** Start of Listing **
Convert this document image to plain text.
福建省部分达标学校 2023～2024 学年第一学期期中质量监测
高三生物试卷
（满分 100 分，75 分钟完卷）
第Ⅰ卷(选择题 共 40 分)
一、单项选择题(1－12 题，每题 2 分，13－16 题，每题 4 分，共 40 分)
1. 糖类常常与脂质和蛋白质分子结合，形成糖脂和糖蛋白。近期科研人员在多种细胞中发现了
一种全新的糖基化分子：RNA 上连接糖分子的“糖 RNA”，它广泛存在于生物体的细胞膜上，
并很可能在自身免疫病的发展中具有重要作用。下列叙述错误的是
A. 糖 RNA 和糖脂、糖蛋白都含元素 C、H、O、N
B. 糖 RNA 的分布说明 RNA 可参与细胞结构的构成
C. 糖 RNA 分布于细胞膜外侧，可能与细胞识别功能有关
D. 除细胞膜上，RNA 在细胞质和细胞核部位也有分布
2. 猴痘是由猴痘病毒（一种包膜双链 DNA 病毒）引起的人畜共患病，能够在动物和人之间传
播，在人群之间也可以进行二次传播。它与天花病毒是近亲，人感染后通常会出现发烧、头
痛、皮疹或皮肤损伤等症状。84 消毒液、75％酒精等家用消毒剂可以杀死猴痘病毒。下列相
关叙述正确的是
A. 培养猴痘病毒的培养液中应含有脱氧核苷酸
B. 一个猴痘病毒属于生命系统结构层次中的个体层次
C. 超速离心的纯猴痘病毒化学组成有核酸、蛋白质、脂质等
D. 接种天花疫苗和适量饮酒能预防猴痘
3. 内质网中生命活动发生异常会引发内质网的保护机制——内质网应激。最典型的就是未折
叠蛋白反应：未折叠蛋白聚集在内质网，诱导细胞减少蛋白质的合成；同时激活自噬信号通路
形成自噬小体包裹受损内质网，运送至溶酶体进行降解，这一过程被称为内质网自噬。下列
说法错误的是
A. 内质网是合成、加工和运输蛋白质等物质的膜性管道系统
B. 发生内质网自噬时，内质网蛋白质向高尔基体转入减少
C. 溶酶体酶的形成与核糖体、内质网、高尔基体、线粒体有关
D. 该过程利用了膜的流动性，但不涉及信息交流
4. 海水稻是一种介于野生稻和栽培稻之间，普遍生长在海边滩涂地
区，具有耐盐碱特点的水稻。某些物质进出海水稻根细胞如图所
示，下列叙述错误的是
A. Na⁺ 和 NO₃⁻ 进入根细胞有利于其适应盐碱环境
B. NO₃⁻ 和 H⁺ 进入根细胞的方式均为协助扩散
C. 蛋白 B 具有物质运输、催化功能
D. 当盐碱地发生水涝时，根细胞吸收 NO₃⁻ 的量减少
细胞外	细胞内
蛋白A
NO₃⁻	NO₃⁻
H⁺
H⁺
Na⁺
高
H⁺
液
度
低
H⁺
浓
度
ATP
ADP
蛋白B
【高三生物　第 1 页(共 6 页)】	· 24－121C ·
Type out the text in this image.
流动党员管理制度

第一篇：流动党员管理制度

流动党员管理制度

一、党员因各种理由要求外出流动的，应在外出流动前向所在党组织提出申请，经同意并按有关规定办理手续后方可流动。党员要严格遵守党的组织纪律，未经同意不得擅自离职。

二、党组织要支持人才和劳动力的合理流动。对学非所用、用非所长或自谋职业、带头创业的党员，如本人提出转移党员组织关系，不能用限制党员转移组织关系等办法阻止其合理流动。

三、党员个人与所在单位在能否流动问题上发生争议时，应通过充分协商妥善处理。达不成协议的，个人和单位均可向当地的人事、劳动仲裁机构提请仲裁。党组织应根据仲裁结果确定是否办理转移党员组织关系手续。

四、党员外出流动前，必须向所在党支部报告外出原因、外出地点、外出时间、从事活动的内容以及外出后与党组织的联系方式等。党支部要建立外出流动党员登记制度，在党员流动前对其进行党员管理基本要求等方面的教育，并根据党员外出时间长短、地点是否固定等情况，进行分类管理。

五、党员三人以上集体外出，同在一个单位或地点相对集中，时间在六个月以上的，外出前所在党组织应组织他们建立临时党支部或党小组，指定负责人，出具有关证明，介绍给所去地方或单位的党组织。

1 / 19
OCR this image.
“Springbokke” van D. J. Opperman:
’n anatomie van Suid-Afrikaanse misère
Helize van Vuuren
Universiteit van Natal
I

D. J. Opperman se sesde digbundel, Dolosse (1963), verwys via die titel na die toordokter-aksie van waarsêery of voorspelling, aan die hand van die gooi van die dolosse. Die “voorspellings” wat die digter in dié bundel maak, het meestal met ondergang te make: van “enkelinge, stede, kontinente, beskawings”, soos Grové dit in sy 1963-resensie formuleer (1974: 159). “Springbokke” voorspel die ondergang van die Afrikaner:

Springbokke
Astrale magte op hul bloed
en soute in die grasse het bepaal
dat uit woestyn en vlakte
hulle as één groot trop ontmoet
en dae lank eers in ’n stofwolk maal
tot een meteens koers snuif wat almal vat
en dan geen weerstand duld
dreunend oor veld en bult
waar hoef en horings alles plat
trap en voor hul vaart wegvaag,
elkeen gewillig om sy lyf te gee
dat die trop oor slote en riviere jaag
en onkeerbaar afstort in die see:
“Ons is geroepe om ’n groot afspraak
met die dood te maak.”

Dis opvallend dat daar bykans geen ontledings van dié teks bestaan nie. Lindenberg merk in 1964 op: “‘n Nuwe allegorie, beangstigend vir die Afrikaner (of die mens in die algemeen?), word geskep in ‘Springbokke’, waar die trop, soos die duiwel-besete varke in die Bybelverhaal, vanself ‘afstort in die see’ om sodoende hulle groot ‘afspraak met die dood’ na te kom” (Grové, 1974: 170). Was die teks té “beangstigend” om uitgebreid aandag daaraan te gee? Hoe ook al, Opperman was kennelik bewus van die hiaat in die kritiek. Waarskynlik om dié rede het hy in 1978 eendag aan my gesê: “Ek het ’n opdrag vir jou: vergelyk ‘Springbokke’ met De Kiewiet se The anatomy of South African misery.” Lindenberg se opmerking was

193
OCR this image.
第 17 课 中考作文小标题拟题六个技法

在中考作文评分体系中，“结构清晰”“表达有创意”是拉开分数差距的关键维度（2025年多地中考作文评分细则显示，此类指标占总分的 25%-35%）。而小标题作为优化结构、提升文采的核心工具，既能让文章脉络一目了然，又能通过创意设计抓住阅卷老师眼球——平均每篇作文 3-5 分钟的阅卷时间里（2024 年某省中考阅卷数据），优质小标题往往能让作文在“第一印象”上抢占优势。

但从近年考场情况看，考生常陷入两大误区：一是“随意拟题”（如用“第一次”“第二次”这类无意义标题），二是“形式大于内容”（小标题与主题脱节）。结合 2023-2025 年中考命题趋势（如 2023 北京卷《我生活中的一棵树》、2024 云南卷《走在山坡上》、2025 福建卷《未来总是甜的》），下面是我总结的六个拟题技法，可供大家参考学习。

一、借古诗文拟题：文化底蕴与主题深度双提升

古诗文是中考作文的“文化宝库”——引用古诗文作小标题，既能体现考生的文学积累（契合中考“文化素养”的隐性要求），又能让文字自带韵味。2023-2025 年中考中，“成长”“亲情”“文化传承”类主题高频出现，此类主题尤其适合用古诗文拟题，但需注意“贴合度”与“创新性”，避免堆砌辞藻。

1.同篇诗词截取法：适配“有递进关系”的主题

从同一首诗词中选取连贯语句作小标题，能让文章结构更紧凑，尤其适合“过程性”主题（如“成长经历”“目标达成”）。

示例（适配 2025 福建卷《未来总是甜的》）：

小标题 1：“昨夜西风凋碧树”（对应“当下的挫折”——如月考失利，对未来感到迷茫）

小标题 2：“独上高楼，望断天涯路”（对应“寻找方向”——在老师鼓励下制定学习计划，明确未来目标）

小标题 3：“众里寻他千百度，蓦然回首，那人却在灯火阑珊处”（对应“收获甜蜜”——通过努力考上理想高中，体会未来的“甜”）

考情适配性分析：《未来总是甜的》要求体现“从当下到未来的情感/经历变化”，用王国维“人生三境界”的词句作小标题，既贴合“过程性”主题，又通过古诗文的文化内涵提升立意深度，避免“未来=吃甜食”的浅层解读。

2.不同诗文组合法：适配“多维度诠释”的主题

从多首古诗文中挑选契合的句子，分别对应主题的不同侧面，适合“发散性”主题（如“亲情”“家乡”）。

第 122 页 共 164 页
** End of Listing **
- **Problem**
What is the number of lines in the listing that include the word "groot"? Give that number and nothing else.

- **Full output**
3